Jottings By An Employer's Lawyer

Thursday, May 24, 2007

A Belated Valentine's Day Message - $4 MDV for Sandia Labs Employee


For some reason some MDV's seem to be escaping my attention recently, including one that was initially reported on February 14. From an Albuquerque Journal story reprinted at Thinking About Vigilantism, Update on Sandia National Laboratories "Vigilante", detailing with some juror comments the return of a $4 million dollar verdict by a New Mexico jury in favor of a Sandia Lab employee who had been terminated after his "back-hacking" efforts uncovered evidence that he disclosed to the FBI about national security breaches.

$2 million of the award was punitive damages. Although it is hard to get all the details from this story, it appears part of the issue was that he didn't disclose to his employer that it was the FBI he was working with.

I was led to the story by a post on Rosario D. Vega-Lynn's New Mexico Labor and Employment Law blog, which I read regularly through my RSS reader. For some reason her April 16th post, Letter to the Editor, just showed up this afternoon. It's a letter to the Albuquerque Journal following one of their stories about the trial, which must have talked about the trial strategy of the defense.

The letter writer was happy to learn the "kind of arguments to expect from really big law firms who specialize in defending corporations." Since that hits pretty close to home, I was curious to see how those arguments were viewed. Among them, with the writer's editorial comments in parentheses, were:
  • (Can you believe their reported argument) the fired employee "was an at-will employee and therefore not entitled to due process"
  • a jury had "no business" second-guessing the employer's decision (because, after all, at will employment means anyone can always be fired for any reason or no reason, and, that such a rule is surely stated somewhere in the stuff they— and all corporations— make people sign to get hired in the first place).
______________________________
TASKS TO CARRY OUT =
**1.** In the blog post about the Sandia Labs verdict, how much of the $4 million award was punitive damages?
**2.** Write the next part of the blog post about the Sandia Labs verdict, picking up after its final bullet point.

[Spatial annotation records]
______________________________
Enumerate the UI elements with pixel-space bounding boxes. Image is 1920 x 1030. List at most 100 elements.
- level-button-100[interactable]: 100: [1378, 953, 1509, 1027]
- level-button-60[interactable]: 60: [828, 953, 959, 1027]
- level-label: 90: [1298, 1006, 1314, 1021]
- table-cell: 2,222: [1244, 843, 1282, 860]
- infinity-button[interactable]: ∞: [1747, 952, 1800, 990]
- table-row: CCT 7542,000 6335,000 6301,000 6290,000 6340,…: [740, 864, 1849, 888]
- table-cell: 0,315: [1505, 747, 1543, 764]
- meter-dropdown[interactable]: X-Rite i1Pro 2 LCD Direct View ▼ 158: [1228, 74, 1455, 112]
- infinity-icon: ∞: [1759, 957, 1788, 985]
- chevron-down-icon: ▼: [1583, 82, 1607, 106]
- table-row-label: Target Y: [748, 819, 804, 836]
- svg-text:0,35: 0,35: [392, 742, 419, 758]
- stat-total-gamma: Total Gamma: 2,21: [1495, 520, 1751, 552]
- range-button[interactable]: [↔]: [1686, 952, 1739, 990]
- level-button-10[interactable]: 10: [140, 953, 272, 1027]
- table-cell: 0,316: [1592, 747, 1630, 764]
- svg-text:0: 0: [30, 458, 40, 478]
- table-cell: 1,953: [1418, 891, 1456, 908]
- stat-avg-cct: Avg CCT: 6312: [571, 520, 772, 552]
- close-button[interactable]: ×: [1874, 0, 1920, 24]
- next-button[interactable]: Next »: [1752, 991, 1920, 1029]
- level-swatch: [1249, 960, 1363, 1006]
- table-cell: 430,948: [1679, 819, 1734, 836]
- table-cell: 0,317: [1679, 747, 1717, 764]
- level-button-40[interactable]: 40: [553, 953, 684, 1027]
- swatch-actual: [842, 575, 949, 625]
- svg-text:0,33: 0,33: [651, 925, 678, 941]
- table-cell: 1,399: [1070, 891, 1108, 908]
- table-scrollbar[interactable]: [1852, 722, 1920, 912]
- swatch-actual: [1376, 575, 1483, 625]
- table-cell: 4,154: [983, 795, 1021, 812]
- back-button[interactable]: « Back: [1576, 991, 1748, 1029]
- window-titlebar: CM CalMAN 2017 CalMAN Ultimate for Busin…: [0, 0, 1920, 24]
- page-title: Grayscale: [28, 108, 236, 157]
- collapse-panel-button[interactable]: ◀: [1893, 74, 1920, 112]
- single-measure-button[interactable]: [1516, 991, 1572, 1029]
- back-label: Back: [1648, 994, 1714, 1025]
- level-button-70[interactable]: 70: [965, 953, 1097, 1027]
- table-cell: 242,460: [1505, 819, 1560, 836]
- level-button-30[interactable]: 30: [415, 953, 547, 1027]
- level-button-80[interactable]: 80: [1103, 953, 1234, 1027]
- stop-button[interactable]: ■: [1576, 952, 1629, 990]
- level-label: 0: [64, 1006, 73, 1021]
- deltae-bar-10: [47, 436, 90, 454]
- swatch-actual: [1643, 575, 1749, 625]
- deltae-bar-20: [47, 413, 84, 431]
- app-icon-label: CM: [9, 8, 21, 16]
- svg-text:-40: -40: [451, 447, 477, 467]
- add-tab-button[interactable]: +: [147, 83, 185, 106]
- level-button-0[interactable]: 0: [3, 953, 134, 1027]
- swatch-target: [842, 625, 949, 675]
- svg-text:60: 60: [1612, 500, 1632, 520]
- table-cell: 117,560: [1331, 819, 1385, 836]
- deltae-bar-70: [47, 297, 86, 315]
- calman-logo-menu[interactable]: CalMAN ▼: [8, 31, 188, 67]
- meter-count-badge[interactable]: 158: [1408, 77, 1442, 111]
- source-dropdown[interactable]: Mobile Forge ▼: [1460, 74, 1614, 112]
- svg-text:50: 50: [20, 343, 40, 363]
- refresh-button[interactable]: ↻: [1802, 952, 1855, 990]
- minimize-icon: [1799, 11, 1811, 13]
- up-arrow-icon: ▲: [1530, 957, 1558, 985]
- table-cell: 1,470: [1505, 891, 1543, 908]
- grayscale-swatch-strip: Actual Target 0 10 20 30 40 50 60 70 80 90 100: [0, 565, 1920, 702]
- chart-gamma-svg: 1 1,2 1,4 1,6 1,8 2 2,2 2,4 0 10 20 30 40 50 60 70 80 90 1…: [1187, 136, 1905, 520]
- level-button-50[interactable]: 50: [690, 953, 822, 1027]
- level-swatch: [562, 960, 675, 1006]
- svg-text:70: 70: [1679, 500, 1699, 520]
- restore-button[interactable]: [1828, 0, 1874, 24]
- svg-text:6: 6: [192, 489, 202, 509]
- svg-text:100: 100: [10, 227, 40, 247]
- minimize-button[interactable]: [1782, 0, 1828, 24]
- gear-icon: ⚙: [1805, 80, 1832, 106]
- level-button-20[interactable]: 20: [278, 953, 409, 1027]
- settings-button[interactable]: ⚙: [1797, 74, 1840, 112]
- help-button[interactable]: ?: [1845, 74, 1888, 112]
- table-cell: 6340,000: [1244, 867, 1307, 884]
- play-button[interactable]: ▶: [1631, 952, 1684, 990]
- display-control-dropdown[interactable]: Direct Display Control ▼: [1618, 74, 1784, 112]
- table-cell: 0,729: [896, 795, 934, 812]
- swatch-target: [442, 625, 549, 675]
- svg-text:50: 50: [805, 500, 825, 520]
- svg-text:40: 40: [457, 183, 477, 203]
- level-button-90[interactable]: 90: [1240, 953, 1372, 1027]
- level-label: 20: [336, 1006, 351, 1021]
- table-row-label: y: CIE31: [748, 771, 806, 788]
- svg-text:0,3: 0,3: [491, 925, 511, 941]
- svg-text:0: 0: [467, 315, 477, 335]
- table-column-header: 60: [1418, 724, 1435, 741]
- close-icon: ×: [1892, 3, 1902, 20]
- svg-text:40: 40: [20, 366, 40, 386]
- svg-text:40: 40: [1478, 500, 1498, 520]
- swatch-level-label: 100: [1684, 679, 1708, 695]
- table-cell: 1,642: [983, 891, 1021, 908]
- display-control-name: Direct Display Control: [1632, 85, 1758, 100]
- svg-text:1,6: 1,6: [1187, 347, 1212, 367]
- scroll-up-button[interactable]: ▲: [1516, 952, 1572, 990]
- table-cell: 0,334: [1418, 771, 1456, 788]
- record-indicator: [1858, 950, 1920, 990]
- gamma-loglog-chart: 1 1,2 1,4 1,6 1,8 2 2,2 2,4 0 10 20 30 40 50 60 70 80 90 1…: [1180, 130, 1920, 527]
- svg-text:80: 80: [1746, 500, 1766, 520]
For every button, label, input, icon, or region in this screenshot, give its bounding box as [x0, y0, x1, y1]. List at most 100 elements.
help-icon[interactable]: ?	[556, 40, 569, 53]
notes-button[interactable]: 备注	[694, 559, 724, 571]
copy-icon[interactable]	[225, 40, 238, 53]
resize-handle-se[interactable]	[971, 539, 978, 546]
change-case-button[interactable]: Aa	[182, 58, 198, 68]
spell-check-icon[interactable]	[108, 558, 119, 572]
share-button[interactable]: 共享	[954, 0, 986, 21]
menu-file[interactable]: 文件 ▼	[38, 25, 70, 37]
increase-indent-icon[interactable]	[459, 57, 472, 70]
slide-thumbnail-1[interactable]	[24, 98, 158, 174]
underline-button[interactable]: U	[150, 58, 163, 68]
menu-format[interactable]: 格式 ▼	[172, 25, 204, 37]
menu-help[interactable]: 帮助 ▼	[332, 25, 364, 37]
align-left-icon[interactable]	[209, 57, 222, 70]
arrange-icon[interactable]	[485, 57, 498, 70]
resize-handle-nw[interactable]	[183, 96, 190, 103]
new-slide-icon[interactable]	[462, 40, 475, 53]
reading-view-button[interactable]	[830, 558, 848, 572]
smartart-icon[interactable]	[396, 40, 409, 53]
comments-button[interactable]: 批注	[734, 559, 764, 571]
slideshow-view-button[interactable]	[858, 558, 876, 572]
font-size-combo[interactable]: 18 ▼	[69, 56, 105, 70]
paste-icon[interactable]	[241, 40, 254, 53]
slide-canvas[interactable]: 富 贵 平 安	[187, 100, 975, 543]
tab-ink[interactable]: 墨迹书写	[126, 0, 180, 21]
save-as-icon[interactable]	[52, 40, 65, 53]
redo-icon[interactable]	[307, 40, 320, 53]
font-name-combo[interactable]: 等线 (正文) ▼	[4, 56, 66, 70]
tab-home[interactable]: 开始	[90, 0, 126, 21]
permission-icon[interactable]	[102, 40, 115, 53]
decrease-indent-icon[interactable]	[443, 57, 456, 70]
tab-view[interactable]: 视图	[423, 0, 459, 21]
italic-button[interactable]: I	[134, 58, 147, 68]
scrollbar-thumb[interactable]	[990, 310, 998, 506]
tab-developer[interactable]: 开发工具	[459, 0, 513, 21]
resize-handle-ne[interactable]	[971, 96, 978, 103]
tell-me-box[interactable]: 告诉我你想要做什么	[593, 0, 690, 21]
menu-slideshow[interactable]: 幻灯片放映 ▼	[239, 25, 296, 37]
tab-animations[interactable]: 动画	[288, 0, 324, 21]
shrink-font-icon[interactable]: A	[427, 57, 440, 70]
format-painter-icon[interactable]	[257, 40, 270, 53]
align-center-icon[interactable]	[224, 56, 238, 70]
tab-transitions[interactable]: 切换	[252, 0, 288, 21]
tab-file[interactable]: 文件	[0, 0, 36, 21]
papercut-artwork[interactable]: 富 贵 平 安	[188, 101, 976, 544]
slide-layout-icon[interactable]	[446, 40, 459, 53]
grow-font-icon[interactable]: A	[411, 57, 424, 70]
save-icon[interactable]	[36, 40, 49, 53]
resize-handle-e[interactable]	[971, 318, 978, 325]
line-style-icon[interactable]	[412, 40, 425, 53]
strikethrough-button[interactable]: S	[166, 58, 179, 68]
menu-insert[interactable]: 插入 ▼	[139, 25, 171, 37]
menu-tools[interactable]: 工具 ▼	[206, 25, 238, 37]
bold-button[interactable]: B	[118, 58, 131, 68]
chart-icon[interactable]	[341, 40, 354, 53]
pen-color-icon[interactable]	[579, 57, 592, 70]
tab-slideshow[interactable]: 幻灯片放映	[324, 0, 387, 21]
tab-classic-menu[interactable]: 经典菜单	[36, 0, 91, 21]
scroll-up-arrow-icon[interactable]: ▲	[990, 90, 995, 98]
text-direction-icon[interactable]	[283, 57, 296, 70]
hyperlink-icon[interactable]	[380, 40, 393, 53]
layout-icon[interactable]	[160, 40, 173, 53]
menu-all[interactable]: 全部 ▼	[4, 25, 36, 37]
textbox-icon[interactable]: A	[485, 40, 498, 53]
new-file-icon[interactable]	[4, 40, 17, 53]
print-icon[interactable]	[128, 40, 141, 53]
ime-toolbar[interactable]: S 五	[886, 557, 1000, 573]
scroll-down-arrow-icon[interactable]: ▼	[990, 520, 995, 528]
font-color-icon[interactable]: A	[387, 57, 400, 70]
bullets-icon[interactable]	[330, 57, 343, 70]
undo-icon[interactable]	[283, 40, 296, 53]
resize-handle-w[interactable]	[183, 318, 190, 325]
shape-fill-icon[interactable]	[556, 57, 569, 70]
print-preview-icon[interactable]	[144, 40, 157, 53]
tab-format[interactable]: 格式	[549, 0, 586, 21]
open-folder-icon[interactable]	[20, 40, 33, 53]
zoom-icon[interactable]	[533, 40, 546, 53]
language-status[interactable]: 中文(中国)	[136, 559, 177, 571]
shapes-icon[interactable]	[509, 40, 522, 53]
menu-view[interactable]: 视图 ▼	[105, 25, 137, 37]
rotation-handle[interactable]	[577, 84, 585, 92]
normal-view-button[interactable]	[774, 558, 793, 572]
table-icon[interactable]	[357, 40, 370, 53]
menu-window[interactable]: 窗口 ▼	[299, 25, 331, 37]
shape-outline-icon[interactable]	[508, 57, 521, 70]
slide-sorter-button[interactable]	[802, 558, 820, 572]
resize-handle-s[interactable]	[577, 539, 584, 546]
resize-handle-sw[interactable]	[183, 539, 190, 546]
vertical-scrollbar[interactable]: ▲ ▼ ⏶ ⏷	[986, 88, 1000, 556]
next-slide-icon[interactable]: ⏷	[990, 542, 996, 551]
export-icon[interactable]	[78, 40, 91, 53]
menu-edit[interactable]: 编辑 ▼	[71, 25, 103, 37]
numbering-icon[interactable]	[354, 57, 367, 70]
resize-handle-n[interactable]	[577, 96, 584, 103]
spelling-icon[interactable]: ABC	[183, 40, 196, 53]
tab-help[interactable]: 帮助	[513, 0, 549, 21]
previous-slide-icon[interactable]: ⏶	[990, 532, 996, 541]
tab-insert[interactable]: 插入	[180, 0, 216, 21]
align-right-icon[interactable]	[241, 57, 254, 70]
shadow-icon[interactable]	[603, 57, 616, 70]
______________________________
REPLIES =
**1.** $2 million

**2.**
Then the writer took off on the notion of employment at will, laying it at the feet of Ronald Reagan and the Republican party (at least 43 didn't get blamed for this):

When Ronald Reagan became president in 1981, a coincident discovery was also made in anthropology that people are actually "human capital" walking upright. Soon thereafter, "employment at will," a doctrine originally intended (and appropriate) for sole proprietors who hire other individuals, was embraced instead by corporations as the cure-all for any pesky problems with the human capital. Employee handbooks were uniformly rewritten to say so, and to this day, "conservatives," while speaking vaguely of "values" they usually can't define, are actually the political enablers of corporations seeking in law to evade responsibility for any mistreatment of any employee— no matter how outrageous. The "at-will" doctrine is as sacred to the Republican Party as the Pledge of Allegiance.

Obviously not a fan of the at will employee argument, which struck home as earlier this year I had been facing a New Mexico jury trial where that issue was going to be prominently featured — whether I wanted it to be or not. The letter made me even happier that the case was otherwise resolved.

Not to quibble with the writer — but actually the two arguments correctly state the law. Unless Sandia is considered a government employer, it is not required to provide due process and there are a number employment decisions that pretty much use the exact words quoted, that juries and courts are not to serve as super-hr departments second guessing an employer's decision.

And with respect to blaming Ronald Reagan for employment at will, the concept actually goes back a lot further. In Texas we cite East Line and R.R.R. Co. v. Scott, 10 S.W. 99, 102 (Tex. 1888), almost 100 years earlier as establishing the law in Texas.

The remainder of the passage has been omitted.